What to work on: Output every record below exactly as it appears.

● ● ●

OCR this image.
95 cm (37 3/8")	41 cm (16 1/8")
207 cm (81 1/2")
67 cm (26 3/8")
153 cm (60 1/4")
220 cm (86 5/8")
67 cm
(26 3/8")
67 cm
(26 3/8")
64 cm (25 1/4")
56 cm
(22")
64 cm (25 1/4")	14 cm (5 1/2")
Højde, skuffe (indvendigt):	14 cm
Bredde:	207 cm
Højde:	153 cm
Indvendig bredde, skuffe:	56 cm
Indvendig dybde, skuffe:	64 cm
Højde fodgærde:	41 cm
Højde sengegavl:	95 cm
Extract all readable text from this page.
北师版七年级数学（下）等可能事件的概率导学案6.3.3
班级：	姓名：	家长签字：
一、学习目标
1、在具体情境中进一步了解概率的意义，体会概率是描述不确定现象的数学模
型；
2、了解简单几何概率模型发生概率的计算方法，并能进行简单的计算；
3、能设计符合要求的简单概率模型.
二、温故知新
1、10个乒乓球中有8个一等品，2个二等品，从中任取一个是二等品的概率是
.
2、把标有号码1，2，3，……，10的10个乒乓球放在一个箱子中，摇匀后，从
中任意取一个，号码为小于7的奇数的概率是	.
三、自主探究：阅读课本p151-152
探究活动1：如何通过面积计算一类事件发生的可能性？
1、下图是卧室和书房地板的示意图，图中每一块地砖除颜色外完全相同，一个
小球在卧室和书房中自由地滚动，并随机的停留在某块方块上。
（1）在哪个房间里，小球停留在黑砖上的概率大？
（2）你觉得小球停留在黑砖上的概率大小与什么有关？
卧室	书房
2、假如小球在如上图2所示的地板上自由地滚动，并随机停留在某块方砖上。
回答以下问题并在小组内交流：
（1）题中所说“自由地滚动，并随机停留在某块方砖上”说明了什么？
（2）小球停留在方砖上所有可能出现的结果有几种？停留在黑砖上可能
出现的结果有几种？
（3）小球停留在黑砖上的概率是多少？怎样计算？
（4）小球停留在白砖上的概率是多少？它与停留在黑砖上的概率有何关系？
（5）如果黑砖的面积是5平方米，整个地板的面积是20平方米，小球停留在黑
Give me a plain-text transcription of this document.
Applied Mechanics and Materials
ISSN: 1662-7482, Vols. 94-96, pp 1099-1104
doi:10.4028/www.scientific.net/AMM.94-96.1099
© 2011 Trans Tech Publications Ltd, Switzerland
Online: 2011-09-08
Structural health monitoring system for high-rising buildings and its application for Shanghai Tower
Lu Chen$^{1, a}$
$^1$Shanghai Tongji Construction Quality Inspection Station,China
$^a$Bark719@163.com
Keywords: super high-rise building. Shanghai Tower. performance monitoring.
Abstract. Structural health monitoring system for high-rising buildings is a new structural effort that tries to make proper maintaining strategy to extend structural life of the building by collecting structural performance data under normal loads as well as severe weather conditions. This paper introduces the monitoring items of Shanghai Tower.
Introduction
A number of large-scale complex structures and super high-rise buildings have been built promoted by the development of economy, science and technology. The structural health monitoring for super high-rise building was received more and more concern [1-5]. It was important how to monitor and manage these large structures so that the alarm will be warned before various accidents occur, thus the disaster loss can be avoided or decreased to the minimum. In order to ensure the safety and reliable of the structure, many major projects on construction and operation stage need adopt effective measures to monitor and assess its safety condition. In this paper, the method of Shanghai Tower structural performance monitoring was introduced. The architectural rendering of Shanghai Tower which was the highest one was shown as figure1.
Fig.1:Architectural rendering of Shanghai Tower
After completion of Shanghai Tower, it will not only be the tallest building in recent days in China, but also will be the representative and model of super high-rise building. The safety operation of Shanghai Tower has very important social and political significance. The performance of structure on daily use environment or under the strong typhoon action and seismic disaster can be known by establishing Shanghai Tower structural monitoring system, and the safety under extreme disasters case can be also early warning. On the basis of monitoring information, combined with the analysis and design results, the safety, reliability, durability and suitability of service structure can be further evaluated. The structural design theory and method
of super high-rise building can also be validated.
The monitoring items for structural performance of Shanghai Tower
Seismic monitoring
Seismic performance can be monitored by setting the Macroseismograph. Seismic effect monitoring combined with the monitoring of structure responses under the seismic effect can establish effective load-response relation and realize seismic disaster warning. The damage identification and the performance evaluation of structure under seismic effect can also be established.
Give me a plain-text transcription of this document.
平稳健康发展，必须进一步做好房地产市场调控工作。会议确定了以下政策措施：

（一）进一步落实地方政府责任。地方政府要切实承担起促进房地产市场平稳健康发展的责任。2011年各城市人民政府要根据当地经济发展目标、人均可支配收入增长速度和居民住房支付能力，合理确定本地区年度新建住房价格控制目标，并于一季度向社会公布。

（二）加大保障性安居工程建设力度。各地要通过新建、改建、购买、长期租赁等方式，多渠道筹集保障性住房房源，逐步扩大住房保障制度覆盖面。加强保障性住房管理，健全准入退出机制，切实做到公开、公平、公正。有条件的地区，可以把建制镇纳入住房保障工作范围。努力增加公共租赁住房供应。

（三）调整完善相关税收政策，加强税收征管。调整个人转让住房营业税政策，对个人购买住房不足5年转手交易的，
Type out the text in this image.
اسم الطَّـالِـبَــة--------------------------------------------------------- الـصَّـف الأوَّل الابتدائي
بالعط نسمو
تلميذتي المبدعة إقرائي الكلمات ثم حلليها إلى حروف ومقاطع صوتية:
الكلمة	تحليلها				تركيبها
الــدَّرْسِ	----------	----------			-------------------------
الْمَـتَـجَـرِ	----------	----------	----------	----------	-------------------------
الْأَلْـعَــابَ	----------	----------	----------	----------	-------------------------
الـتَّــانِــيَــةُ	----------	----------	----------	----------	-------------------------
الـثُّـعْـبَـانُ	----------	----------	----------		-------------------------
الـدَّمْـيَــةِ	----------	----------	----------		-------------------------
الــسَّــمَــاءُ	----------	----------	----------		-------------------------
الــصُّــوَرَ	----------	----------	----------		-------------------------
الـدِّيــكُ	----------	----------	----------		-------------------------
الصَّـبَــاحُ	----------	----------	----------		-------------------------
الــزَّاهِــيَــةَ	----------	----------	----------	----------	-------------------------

● ● ●

Exercise answer:
OCR this image.
95 cm (37 3/8")	41 cm (16 1/8")
207 cm (81 1/2")
67 cm (26 3/8")
153 cm (60 1/4")
220 cm (86 5/8")
67 cm
(26 3/8")
67 cm
(26 3/8")
64 cm (25 1/4")
56 cm
(22")
64 cm (25 1/4")	14 cm (5 1/2")
Højde, skuffe (indvendigt):	14 cm
Bredde:	207 cm
Højde:	153 cm
Indvendig bredde, skuffe:	56 cm
Indvendig dybde, skuffe:	64 cm
Højde fodgærde:	41 cm
Højde sengegavl:	95 cm
Extract all readable text from this page.
北师版七年级数学（下）等可能事件的概率导学案6.3.3
班级：	姓名：	家长签字：
一、学习目标
1、在具体情境中进一步了解概率的意义，体会概率是描述不确定现象的数学模
型；
2、了解简单几何概率模型发生概率的计算方法，并能进行简单的计算；
3、能设计符合要求的简单概率模型.
二、温故知新
1、10个乒乓球中有8个一等品，2个二等品，从中任取一个是二等品的概率是
.
2、把标有号码1，2，3，……，10的10个乒乓球放在一个箱子中，摇匀后，从
中任意取一个，号码为小于7的奇数的概率是	.
三、自主探究：阅读课本p151-152
探究活动1：如何通过面积计算一类事件发生的可能性？
1、下图是卧室和书房地板的示意图，图中每一块地砖除颜色外完全相同，一个
小球在卧室和书房中自由地滚动，并随机的停留在某块方块上。
（1）在哪个房间里，小球停留在黑砖上的概率大？
（2）你觉得小球停留在黑砖上的概率大小与什么有关？
卧室	书房
2、假如小球在如上图2所示的地板上自由地滚动，并随机停留在某块方砖上。
回答以下问题并在小组内交流：
（1）题中所说“自由地滚动，并随机停留在某块方砖上”说明了什么？
（2）小球停留在方砖上所有可能出现的结果有几种？停留在黑砖上可能
出现的结果有几种？
（3）小球停留在黑砖上的概率是多少？怎样计算？
（4）小球停留在白砖上的概率是多少？它与停留在黑砖上的概率有何关系？
（5）如果黑砖的面积是5平方米，整个地板的面积是20平方米，小球停留在黑
Give me a plain-text transcription of this document.
Applied Mechanics and Materials
ISSN: 1662-7482, Vols. 94-96, pp 1099-1104
doi:10.4028/www.scientific.net/AMM.94-96.1099
© 2011 Trans Tech Publications Ltd, Switzerland
Online: 2011-09-08
Structural health monitoring system for high-rising buildings and its application for Shanghai Tower
Lu Chen$^{1, a}$
$^1$Shanghai Tongji Construction Quality Inspection Station,China
$^a$Bark719@163.com
Keywords: super high-rise building. Shanghai Tower. performance monitoring.
Abstract. Structural health monitoring system for high-rising buildings is a new structural effort that tries to make proper maintaining strategy to extend structural life of the building by collecting structural performance data under normal loads as well as severe weather conditions. This paper introduces the monitoring items of Shanghai Tower.
Introduction
A number of large-scale complex structures and super high-rise buildings have been built promoted by the development of economy, science and technology. The structural health monitoring for super high-rise building was received more and more concern [1-5]. It was important how to monitor and manage these large structures so that the alarm will be warned before various accidents occur, thus the disaster loss can be avoided or decreased to the minimum. In order to ensure the safety and reliable of the structure, many major projects on construction and operation stage need adopt effective measures to monitor and assess its safety condition. In this paper, the method of Shanghai Tower structural performance monitoring was introduced. The architectural rendering of Shanghai Tower which was the highest one was shown as figure1.
Fig.1:Architectural rendering of Shanghai Tower
After completion of Shanghai Tower, it will not only be the tallest building in recent days in China, but also will be the representative and model of super high-rise building. The safety operation of Shanghai Tower has very important social and political significance. The performance of structure on daily use environment or under the strong typhoon action and seismic disaster can be known by establishing Shanghai Tower structural monitoring system, and the safety under extreme disasters case can be also early warning. On the basis of monitoring information, combined with the analysis and design results, the safety, reliability, durability and suitability of service structure can be further evaluated. The structural design theory and method
of super high-rise building can also be validated.
The monitoring items for structural performance of Shanghai Tower
Seismic monitoring
Seismic performance can be monitored by setting the Macroseismograph. Seismic effect monitoring combined with the monitoring of structure responses under the seismic effect can establish effective load-response relation and realize seismic disaster warning. The damage identification and the performance evaluation of structure under seismic effect can also be established.
Give me a plain-text transcription of this document.
平稳健康发展，必须进一步做好房地产市场调控工作。会议确定了以下政策措施：

（一）进一步落实地方政府责任。地方政府要切实承担起促进房地产市场平稳健康发展的责任。2011年各城市人民政府要根据当地经济发展目标、人均可支配收入增长速度和居民住房支付能力，合理确定本地区年度新建住房价格控制目标，并于一季度向社会公布。

（二）加大保障性安居工程建设力度。各地要通过新建、改建、购买、长期租赁等方式，多渠道筹集保障性住房房源，逐步扩大住房保障制度覆盖面。加强保障性住房管理，健全准入退出机制，切实做到公开、公平、公正。有条件的地区，可以把建制镇纳入住房保障工作范围。努力增加公共租赁住房供应。

（三）调整完善相关税收政策，加强税收征管。调整个人转让住房营业税政策，对个人购买住房不足5年转手交易的，
Type out the text in this image.
اسم الطَّـالِـبَــة--------------------------------------------------------- الـصَّـف الأوَّل الابتدائي
بالعط نسمو
تلميذتي المبدعة إقرائي الكلمات ثم حلليها إلى حروف ومقاطع صوتية:
الكلمة	تحليلها				تركيبها
الــدَّرْسِ	----------	----------			-------------------------
الْمَـتَـجَـرِ	----------	----------	----------	----------	-------------------------
الْأَلْـعَــابَ	----------	----------	----------	----------	-------------------------
الـتَّــانِــيَــةُ	----------	----------	----------	----------	-------------------------
الـثُّـعْـبَـانُ	----------	----------	----------		-------------------------
الـدَّمْـيَــةِ	----------	----------	----------		-------------------------
الــسَّــمَــاءُ	----------	----------	----------		-------------------------
الــصُّــوَرَ	----------	----------	----------		-------------------------
الـدِّيــكُ	----------	----------	----------		-------------------------
الصَّـبَــاحُ	----------	----------	----------		-------------------------
الــزَّاهِــيَــةَ	----------	----------	----------	----------	-------------------------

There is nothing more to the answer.